= Short task =
Repeat each entry in full, exactly.

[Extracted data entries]
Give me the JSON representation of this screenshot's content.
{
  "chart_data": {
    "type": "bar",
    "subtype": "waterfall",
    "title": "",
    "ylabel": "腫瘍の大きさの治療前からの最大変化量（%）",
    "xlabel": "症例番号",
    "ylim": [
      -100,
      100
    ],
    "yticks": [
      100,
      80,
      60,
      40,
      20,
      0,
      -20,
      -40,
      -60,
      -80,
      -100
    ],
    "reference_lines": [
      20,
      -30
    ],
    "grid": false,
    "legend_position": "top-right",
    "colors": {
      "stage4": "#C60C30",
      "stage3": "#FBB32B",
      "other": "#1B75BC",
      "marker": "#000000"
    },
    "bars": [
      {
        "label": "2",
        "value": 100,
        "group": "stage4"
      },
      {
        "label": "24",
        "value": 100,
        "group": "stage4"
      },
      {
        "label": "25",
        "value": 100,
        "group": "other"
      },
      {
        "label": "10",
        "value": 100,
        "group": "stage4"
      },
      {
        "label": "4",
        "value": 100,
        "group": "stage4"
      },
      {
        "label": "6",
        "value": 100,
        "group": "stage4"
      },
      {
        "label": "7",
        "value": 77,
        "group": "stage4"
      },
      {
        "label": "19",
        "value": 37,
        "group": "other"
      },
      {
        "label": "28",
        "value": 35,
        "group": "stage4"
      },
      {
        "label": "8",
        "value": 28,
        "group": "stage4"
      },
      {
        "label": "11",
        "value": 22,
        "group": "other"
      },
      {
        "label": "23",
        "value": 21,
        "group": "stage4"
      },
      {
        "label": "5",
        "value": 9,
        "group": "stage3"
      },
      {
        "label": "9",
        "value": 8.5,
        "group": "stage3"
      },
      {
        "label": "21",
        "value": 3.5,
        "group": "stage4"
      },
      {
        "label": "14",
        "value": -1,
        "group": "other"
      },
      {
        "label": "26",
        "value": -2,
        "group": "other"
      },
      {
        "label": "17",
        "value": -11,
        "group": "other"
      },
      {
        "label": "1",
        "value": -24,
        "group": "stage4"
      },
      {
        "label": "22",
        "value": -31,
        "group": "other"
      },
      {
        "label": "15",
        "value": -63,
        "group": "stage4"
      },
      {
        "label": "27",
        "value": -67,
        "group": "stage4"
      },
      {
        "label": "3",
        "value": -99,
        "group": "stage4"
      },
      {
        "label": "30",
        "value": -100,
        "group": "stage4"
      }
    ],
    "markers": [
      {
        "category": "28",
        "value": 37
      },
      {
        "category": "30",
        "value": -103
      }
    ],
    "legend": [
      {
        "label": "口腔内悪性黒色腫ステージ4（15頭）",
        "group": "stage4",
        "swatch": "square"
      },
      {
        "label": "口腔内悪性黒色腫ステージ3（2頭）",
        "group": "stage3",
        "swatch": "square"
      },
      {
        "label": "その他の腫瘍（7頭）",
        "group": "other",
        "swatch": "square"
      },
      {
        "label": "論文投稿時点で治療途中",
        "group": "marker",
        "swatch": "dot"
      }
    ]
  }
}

= Exercise response =
Give me the JSON representation of this screenshot's content.
{
  "chart_data": {
    "type": "bar",
    "subtype": "waterfall",
    "title": "",
    "ylabel": "腫瘍の大きさの治療前からの最大変化量（%）",
    "xlabel": "症例番号",
    "ylim": [
      -100,
      100
    ],
    "yticks": [
      100,
      80,
      60,
      40,
      20,
      0,
      -20,
      -40,
      -60,
      -80,
      -100
    ],
    "reference_lines": [
      20,
      -30
    ],
    "grid": false,
    "legend_position": "top-right",
    "colors": {
      "stage4": "#C60C30",
      "stage3": "#FBB32B",
      "other": "#1B75BC",
      "marker": "#000000"
    },
    "bars": [
      {
        "label": "2",
        "value": 100,
        "group": "stage4"
      },
      {
        "label": "24",
        "value": 100,
        "group": "stage4"
      },
      {
        "label": "25",
        "value": 100,
        "group": "other"
      },
      {
        "label": "10",
        "value": 100,
        "group": "stage4"
      },
      {
        "label": "4",
        "value": 100,
        "group": "stage4"
      },
      {
        "label": "6",
        "value": 100,
        "group": "stage4"
      },
      {
        "label": "7",
        "value": 77,
        "group": "stage4"
      },
      {
        "label": "19",
        "value": 37,
        "group": "other"
      },
      {
        "label": "28",
        "value": 35,
        "group": "stage4"
      },
      {
        "label": "8",
        "value": 28,
        "group": "stage4"
      },
      {
        "label": "11",
        "value": 22,
        "group": "other"
      },
      {
        "label": "23",
        "value": 21,
        "group": "stage4"
      },
      {
        "label": "5",
        "value": 9,
        "group": "stage3"
      },
      {
        "label": "9",
        "value": 8.5,
        "group": "stage3"
      },
      {
        "label": "21",
        "value": 3.5,
        "group": "stage4"
      },
      {
        "label": "14",
        "value": -1,
        "group": "other"
      },
      {
        "label": "26",
        "value": -2,
        "group": "other"
      },
      {
        "label": "17",
        "value": -11,
        "group": "other"
      },
      {
        "label": "1",
        "value": -24,
        "group": "stage4"
      },
      {
        "label": "22",
        "value": -31,
        "group": "other"
      },
      {
        "label": "15",
        "value": -63,
        "group": "stage4"
      },
      {
        "label": "27",
        "value": -67,
        "group": "stage4"
      },
      {
        "label": "3",
        "value": -99,
        "group": "stage4"
      },
      {
        "label": "30",
        "value": -100,
        "group": "stage4"
      }
    ],
    "markers": [
      {
        "category": "28",
        "value": 37
      },
      {
        "category": "30",
        "value": -103
      }
    ],
    "legend": [
      {
        "label": "口腔内悪性黒色腫ステージ4（15頭）",
        "group": "stage4",
        "swatch": "square"
      },
      {
        "label": "口腔内悪性黒色腫ステージ3（2頭）",
        "group": "stage3",
        "swatch": "square"
      },
      {
        "label": "その他の腫瘍（7頭）",
        "group": "other",
        "swatch": "square"
      },
      {
        "label": "論文投稿時点で治療途中",
        "group": "marker",
        "swatch": "dot"
      }
    ]
  }
}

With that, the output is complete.